** Written problem **
Transcribe word for word each line from the one containing "Extract all the data from this chart as JSON." to the final line of the data, both included. Skip the pictures.

** Record extracts **
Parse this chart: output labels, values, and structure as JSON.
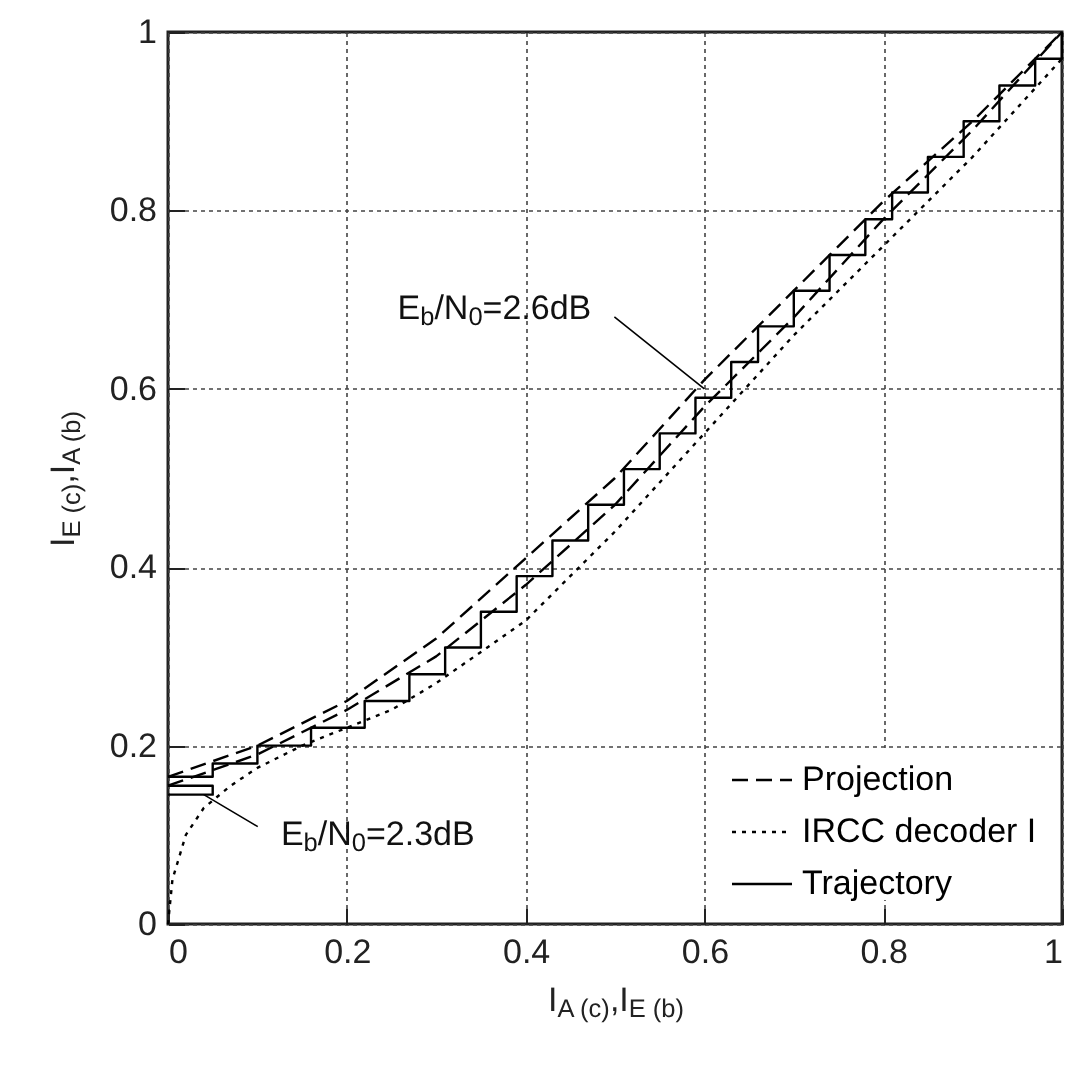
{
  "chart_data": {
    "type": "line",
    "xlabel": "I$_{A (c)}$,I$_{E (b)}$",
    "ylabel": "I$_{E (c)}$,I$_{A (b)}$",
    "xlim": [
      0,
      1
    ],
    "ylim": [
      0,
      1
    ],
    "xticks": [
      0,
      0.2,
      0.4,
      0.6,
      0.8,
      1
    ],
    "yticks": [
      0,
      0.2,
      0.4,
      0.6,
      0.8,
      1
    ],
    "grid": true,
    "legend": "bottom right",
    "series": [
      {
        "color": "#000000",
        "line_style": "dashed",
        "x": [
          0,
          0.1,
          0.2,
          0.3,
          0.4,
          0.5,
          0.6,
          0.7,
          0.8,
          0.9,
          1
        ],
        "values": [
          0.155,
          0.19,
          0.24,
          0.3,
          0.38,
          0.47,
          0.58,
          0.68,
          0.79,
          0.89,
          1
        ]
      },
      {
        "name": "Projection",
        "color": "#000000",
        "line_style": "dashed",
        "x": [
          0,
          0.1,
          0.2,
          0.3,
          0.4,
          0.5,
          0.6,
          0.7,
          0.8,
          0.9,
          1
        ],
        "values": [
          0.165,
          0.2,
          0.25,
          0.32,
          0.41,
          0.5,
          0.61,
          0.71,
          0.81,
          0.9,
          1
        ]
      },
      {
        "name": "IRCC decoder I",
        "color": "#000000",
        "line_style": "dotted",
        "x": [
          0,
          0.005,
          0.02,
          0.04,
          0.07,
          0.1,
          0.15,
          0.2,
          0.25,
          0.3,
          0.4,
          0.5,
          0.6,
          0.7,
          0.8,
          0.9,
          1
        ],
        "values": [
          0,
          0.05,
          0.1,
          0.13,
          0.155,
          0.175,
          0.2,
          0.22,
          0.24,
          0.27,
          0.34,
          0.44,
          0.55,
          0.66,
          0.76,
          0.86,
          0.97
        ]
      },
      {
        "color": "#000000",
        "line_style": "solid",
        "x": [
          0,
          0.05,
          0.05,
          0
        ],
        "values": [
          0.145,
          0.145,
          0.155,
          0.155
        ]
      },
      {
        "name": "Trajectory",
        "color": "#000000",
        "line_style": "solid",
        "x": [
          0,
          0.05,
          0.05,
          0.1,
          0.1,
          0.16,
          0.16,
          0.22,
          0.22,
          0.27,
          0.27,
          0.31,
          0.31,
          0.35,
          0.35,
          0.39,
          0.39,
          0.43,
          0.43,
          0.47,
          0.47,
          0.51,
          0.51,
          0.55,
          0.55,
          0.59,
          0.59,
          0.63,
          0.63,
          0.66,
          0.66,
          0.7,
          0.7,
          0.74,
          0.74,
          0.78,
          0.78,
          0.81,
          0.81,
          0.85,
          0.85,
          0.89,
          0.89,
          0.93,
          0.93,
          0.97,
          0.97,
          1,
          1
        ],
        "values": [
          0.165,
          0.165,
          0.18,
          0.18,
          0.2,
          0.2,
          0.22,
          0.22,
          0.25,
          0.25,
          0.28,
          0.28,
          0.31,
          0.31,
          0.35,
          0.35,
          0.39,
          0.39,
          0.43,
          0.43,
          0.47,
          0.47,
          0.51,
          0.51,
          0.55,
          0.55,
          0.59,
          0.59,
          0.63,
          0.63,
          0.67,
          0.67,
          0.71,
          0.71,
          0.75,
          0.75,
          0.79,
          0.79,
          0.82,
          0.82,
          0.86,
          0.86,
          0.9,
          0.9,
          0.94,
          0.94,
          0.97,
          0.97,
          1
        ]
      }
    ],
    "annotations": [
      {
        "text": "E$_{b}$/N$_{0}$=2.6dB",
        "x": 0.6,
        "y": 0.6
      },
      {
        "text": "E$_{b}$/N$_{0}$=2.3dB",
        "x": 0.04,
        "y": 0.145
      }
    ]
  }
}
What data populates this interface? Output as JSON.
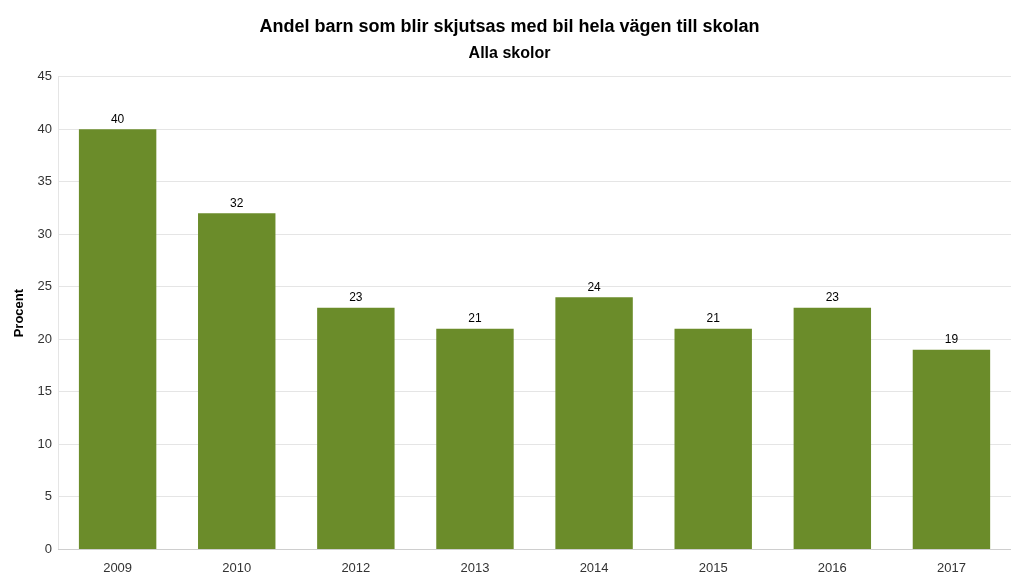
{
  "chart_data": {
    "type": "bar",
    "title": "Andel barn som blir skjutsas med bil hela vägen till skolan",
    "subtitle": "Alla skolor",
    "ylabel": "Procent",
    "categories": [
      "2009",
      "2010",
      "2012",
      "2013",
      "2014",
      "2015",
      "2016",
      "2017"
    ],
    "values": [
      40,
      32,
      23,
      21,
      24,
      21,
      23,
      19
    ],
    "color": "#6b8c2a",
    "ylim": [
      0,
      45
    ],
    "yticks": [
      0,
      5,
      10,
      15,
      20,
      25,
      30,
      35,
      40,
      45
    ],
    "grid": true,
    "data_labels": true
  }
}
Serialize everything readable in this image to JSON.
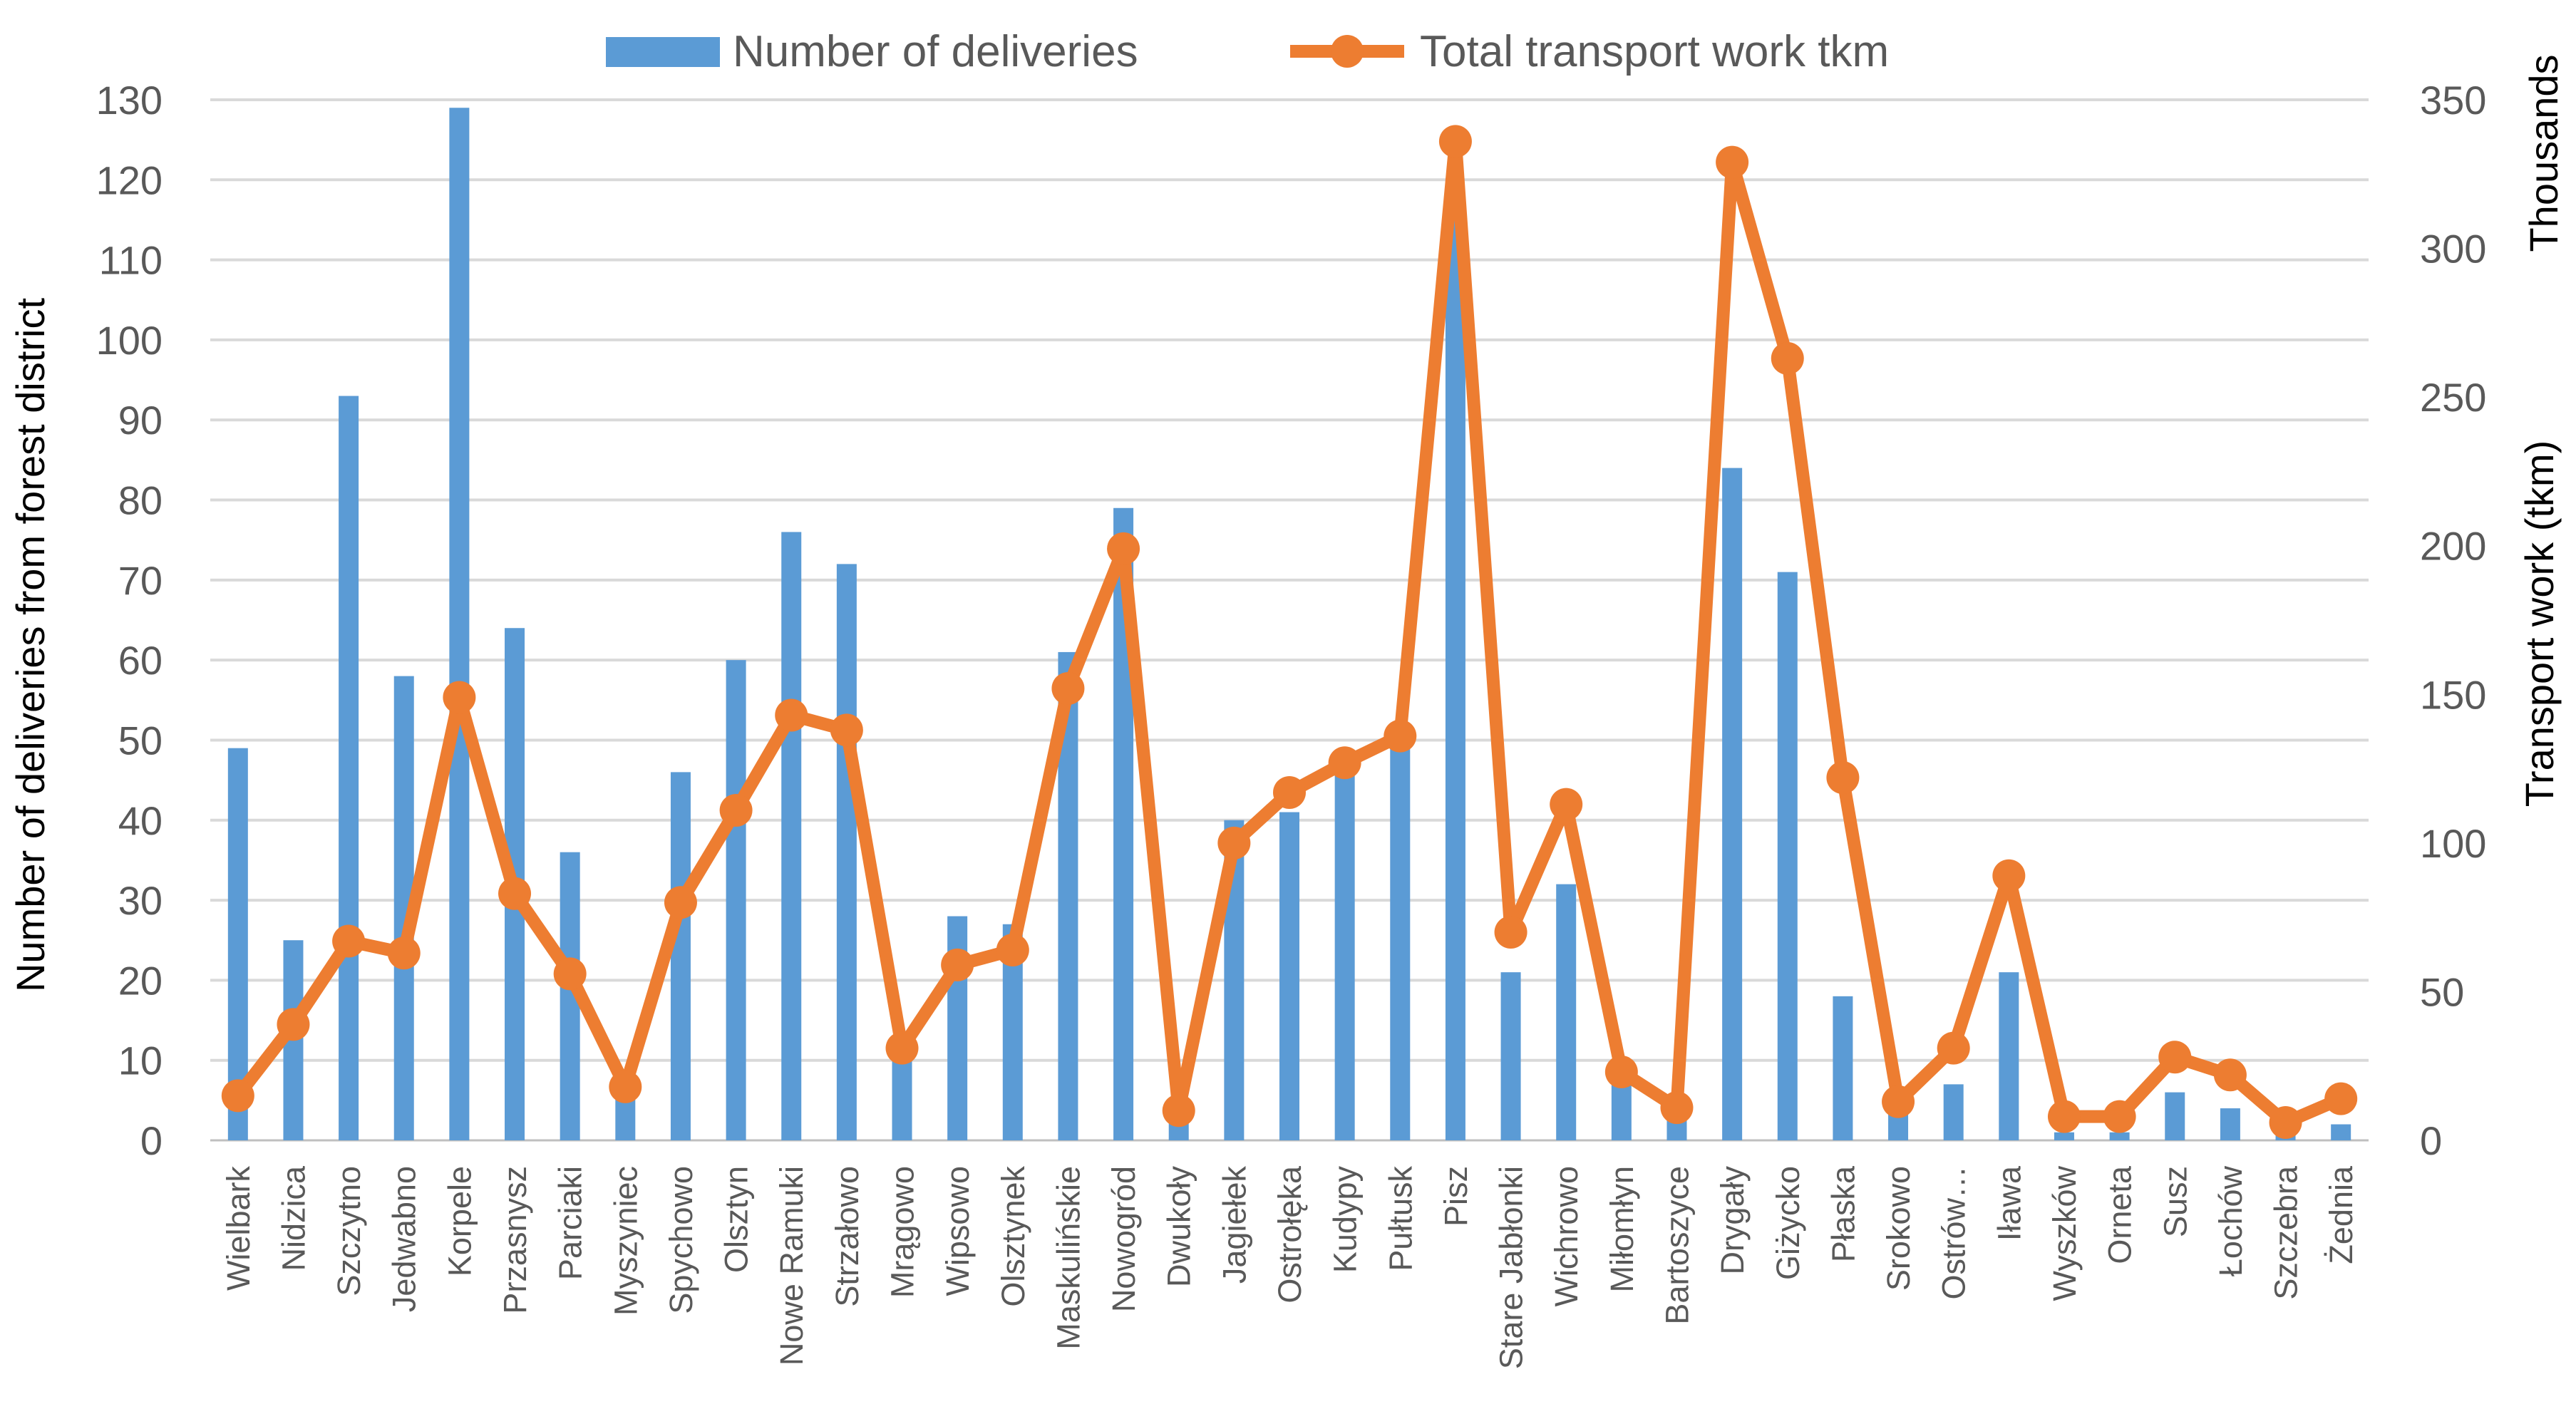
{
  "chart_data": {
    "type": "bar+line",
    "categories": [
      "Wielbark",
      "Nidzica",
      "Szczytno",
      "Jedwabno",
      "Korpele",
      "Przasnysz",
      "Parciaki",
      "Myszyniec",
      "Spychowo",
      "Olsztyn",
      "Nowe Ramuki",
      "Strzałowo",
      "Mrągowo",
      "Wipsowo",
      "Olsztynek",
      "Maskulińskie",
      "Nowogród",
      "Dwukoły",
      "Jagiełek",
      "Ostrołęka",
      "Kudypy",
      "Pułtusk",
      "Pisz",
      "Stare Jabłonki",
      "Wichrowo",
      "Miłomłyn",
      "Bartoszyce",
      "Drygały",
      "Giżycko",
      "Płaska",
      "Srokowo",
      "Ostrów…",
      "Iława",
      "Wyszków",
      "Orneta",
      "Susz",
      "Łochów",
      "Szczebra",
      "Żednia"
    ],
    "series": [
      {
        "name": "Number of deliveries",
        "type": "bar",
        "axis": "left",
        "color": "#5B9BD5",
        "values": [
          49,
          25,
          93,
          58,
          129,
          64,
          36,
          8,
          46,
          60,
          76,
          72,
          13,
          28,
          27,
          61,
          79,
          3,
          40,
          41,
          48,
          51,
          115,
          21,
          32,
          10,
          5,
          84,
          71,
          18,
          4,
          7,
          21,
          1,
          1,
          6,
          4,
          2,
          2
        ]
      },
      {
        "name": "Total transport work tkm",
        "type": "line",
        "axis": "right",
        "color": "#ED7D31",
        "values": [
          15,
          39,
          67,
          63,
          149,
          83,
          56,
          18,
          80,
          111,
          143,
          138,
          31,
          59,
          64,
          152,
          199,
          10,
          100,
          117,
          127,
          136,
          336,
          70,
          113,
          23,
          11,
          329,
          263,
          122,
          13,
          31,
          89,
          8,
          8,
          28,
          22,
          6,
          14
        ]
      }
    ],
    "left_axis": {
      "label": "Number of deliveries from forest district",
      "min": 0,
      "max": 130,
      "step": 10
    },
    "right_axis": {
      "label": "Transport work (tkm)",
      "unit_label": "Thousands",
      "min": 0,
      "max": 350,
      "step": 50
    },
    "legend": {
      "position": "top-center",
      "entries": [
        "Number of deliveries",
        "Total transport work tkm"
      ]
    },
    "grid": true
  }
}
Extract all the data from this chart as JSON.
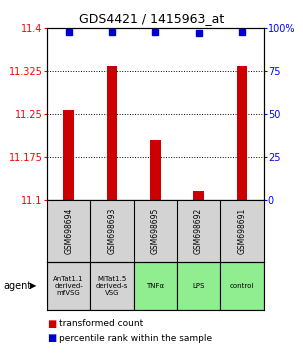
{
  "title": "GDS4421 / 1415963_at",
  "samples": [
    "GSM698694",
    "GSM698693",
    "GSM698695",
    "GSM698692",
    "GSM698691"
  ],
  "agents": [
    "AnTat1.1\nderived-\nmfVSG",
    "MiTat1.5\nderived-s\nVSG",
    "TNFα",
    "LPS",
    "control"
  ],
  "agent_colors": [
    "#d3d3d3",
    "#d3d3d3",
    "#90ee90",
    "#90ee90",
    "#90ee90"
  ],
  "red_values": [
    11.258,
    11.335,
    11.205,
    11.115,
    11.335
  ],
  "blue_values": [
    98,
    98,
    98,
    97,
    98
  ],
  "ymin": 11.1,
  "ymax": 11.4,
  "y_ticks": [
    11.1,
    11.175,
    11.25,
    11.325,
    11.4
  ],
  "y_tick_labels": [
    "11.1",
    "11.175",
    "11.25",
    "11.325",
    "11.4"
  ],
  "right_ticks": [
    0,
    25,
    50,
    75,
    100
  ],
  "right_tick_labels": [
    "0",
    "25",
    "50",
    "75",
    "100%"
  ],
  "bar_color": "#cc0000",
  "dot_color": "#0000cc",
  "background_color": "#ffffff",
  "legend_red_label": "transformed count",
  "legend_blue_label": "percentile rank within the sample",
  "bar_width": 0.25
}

** Exercise answer **
Extract all the data from this chart as JSON.
{
  "title": "GDS4421 / 1415963_at",
  "samples": [
    "GSM698694",
    "GSM698693",
    "GSM698695",
    "GSM698692",
    "GSM698691"
  ],
  "agents": [
    "AnTat1.1\nderived-\nmfVSG",
    "MiTat1.5\nderived-s\nVSG",
    "TNFα",
    "LPS",
    "control"
  ],
  "agent_colors": [
    "#d3d3d3",
    "#d3d3d3",
    "#90ee90",
    "#90ee90",
    "#90ee90"
  ],
  "red_values": [
    11.258,
    11.335,
    11.205,
    11.115,
    11.335
  ],
  "blue_values": [
    98,
    98,
    98,
    97,
    98
  ],
  "ymin": 11.1,
  "ymax": 11.4,
  "y_ticks": [
    11.1,
    11.175,
    11.25,
    11.325,
    11.4
  ],
  "y_tick_labels": [
    "11.1",
    "11.175",
    "11.25",
    "11.325",
    "11.4"
  ],
  "right_ticks": [
    0,
    25,
    50,
    75,
    100
  ],
  "right_tick_labels": [
    "0",
    "25",
    "50",
    "75",
    "100%"
  ],
  "bar_color": "#cc0000",
  "dot_color": "#0000cc",
  "background_color": "#ffffff",
  "legend_red_label": "transformed count",
  "legend_blue_label": "percentile rank within the sample",
  "bar_width": 0.25
}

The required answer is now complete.